▶ _What needs to be done_
Copy every line that holds "DOCKET".

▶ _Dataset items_

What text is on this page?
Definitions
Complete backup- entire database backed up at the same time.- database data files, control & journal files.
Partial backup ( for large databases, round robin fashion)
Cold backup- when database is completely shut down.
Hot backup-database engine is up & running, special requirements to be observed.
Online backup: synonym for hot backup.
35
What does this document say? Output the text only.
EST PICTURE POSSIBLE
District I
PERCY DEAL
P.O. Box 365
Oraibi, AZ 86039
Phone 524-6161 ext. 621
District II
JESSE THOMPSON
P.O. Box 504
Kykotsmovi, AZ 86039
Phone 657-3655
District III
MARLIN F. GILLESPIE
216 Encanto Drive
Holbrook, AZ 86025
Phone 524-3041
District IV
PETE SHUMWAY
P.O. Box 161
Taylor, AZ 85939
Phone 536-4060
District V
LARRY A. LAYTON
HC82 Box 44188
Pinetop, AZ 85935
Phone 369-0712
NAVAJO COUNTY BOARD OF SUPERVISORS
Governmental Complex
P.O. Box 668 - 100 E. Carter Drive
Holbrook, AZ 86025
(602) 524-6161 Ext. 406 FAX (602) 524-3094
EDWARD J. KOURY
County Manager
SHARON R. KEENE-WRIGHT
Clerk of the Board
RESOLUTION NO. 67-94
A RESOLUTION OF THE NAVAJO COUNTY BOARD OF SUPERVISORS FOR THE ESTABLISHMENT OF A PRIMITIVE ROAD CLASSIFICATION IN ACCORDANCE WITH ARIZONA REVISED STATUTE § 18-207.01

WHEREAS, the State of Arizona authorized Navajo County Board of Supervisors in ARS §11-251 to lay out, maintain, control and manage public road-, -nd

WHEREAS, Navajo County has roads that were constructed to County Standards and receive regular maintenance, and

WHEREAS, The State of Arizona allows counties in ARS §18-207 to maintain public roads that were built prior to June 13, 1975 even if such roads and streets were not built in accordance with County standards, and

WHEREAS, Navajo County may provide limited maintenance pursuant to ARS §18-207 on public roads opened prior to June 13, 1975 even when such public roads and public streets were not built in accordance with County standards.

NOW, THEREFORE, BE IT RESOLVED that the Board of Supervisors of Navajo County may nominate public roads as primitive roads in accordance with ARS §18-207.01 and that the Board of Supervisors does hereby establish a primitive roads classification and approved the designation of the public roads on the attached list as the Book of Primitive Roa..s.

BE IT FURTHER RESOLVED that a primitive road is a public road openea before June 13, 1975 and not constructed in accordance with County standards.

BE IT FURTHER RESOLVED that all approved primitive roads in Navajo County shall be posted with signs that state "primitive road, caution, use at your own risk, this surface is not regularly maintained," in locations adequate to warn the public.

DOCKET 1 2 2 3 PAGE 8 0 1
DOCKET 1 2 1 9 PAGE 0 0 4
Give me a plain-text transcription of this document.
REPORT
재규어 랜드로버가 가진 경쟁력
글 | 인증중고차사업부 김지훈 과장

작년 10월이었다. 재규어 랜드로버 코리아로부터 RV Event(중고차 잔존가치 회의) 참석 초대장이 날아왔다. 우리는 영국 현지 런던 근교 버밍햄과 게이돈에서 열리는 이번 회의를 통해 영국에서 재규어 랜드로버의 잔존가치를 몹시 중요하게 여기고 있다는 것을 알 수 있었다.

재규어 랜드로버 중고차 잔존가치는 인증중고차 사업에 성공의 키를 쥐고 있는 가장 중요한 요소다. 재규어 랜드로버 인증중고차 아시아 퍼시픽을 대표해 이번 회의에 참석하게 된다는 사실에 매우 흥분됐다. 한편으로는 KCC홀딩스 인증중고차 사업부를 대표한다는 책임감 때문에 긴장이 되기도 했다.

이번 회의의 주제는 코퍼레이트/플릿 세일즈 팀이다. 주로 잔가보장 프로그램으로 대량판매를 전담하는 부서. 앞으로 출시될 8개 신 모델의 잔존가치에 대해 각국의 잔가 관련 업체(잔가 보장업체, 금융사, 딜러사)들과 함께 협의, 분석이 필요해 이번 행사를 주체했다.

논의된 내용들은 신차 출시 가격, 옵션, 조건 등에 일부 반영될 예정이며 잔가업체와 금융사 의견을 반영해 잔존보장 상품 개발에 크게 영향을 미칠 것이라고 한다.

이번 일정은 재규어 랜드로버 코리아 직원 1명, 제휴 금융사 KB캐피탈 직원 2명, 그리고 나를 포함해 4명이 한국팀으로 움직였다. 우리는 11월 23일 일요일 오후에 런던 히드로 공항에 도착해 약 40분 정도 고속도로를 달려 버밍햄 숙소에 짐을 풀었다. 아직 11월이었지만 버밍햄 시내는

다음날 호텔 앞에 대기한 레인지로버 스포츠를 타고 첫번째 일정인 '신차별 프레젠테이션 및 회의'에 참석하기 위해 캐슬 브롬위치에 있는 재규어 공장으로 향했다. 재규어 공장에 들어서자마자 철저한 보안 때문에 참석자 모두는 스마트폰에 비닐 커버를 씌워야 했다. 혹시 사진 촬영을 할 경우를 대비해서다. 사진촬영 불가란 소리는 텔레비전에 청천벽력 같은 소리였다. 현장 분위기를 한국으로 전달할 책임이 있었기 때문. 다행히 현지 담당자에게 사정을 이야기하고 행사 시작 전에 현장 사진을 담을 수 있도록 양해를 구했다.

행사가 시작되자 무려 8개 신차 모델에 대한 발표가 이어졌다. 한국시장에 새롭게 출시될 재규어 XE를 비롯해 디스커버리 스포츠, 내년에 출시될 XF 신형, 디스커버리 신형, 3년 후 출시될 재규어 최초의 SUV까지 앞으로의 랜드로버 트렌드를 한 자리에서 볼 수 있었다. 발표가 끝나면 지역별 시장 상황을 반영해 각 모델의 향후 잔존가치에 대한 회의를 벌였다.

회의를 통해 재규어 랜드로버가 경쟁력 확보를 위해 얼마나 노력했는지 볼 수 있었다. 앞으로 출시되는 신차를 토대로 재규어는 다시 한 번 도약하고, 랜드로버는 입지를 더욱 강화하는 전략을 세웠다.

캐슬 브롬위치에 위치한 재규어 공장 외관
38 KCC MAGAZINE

▶ _Written reply_
DOCKET 1 2 2 3 PAGE 8 0 1
DOCKET 1 2 1 9 PAGE 0 0 4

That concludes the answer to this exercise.